━━━━━ AVAILABLE RECORDS ━━━━━

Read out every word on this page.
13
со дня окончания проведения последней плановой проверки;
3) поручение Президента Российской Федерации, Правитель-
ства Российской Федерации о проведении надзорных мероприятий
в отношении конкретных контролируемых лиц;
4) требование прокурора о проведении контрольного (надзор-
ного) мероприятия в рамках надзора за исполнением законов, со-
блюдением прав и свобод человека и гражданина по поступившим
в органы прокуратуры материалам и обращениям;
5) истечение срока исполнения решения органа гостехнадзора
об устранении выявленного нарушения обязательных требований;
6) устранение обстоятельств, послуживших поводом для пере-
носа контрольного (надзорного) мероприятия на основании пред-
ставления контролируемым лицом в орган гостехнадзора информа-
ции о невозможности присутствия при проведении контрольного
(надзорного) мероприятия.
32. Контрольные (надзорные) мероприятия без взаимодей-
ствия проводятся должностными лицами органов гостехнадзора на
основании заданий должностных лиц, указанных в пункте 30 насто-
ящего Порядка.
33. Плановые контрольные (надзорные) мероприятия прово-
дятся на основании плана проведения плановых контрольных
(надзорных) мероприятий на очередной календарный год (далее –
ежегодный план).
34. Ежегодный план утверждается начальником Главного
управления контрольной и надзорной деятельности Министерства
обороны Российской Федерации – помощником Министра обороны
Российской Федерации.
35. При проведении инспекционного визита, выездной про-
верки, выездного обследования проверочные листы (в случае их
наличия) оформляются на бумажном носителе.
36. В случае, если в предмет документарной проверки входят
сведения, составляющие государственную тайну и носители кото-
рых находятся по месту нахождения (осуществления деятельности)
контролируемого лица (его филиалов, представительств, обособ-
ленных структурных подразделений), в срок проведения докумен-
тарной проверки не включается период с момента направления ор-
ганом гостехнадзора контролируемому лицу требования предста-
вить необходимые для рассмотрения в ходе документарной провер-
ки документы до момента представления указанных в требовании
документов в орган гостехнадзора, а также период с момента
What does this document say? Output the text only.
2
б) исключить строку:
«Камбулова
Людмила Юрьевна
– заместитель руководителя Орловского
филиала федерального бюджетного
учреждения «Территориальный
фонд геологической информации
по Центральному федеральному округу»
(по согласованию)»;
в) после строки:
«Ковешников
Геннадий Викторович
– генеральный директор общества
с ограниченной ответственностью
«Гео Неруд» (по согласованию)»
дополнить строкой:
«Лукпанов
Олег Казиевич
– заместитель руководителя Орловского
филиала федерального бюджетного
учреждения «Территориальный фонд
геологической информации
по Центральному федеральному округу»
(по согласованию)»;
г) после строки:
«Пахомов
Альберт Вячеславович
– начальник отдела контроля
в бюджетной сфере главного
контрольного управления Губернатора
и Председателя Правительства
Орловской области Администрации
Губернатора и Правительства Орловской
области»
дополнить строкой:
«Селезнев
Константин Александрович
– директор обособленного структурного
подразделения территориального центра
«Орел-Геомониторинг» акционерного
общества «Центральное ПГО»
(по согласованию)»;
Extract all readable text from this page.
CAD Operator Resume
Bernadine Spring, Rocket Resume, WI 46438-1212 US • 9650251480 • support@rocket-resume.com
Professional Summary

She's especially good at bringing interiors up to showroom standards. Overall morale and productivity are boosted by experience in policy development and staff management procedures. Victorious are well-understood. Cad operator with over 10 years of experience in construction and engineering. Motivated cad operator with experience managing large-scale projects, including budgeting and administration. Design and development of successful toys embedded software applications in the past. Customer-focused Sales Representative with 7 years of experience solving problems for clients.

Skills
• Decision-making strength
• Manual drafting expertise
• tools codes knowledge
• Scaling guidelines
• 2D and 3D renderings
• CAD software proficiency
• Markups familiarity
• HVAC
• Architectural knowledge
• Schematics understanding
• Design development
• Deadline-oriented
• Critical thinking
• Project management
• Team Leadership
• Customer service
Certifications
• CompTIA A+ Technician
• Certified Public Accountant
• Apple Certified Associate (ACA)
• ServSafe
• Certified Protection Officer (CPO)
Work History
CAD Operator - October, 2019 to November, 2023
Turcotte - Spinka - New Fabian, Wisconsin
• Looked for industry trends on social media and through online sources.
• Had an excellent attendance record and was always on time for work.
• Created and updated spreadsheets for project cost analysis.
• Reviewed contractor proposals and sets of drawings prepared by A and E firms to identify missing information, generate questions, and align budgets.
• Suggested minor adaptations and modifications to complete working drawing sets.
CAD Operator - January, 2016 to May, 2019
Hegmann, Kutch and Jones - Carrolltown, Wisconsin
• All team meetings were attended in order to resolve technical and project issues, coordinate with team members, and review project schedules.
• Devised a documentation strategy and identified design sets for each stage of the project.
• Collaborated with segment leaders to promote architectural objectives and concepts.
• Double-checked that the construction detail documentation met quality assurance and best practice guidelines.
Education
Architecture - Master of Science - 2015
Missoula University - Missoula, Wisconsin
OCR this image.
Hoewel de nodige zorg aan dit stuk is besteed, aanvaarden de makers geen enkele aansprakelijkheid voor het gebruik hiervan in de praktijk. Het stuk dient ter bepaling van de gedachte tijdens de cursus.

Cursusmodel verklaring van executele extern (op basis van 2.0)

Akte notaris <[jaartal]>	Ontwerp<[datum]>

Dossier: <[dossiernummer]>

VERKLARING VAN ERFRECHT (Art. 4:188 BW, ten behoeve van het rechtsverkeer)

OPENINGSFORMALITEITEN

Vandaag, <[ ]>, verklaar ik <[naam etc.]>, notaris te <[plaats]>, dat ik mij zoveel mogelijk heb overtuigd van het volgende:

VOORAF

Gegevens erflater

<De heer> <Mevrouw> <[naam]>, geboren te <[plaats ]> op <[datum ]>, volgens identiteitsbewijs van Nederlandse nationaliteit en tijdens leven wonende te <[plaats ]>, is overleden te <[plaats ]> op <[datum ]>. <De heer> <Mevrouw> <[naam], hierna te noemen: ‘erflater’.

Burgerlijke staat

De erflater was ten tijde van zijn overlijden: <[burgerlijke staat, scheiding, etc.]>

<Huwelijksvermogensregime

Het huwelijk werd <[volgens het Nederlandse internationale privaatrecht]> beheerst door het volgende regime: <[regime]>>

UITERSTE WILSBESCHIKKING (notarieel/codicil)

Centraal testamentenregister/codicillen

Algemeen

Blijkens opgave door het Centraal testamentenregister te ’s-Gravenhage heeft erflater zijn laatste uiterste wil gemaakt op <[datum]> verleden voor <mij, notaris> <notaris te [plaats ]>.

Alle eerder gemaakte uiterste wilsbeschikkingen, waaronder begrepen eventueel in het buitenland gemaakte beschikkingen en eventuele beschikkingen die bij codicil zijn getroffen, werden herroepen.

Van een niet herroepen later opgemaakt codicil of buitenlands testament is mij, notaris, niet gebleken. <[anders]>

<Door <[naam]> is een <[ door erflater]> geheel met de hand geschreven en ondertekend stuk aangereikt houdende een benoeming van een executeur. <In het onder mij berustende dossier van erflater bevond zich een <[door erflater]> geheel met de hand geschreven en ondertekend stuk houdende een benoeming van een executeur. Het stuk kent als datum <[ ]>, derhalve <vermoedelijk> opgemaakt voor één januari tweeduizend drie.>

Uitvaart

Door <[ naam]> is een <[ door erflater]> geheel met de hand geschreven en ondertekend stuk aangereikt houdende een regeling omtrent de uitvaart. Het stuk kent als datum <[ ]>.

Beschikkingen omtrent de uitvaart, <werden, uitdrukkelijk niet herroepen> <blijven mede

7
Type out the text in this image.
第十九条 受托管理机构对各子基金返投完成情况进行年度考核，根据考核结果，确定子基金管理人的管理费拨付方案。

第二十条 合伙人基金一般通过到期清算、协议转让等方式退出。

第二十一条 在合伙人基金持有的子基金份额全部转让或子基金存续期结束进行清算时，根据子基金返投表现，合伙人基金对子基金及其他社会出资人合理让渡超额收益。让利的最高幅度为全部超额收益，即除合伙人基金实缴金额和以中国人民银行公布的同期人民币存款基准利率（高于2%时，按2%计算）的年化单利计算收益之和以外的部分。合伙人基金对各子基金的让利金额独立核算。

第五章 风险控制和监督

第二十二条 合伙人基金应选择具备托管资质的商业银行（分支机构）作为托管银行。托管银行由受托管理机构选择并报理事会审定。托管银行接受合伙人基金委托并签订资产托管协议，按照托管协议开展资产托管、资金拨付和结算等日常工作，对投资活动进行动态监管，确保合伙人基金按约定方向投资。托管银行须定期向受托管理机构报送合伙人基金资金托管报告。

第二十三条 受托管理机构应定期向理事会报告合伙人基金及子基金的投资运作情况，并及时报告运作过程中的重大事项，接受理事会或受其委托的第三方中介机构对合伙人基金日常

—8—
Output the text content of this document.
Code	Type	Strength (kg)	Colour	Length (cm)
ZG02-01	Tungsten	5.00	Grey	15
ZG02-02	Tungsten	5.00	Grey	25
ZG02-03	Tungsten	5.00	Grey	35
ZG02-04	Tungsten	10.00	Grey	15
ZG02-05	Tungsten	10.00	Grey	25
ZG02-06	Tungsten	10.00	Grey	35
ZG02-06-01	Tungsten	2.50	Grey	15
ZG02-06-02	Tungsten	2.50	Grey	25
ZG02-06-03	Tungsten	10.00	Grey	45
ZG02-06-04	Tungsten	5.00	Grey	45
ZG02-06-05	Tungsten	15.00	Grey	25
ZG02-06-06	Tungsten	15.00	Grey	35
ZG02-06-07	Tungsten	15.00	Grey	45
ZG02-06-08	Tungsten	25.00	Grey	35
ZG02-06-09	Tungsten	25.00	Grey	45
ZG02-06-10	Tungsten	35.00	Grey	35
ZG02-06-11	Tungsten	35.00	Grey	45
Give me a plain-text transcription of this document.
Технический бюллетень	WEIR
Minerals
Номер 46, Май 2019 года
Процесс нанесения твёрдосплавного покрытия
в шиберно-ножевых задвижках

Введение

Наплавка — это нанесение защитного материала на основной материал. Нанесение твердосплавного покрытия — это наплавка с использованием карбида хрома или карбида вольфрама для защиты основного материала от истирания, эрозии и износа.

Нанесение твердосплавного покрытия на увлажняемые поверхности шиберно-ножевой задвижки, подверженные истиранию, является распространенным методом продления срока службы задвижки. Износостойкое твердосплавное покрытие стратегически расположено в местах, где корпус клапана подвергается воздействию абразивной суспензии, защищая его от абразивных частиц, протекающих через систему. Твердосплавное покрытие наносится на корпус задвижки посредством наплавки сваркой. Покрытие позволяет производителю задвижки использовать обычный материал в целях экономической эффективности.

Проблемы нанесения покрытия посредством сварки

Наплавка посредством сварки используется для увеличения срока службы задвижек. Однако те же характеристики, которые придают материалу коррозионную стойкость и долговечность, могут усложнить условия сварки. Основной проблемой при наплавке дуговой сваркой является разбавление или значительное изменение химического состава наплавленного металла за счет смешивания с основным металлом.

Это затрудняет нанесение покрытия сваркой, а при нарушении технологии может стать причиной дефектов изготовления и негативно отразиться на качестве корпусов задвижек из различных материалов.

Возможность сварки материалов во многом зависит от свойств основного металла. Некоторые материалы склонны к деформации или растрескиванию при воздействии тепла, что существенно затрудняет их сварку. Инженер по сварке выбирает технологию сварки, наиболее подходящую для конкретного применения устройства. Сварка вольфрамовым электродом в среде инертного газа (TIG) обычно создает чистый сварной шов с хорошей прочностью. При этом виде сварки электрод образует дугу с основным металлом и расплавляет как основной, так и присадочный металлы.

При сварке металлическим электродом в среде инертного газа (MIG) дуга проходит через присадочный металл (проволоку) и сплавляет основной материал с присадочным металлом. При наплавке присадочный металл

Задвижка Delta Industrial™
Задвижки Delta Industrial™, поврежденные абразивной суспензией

━━━━━

* [EXERCISE]:
Gather all lines of the records that include the word "мероприятий".

* [EXERCISE SOLUTION]:
ства Российской Федерации о проведении надзорных мероприятий
(надзорных) мероприятий на очередной календарный год (далее –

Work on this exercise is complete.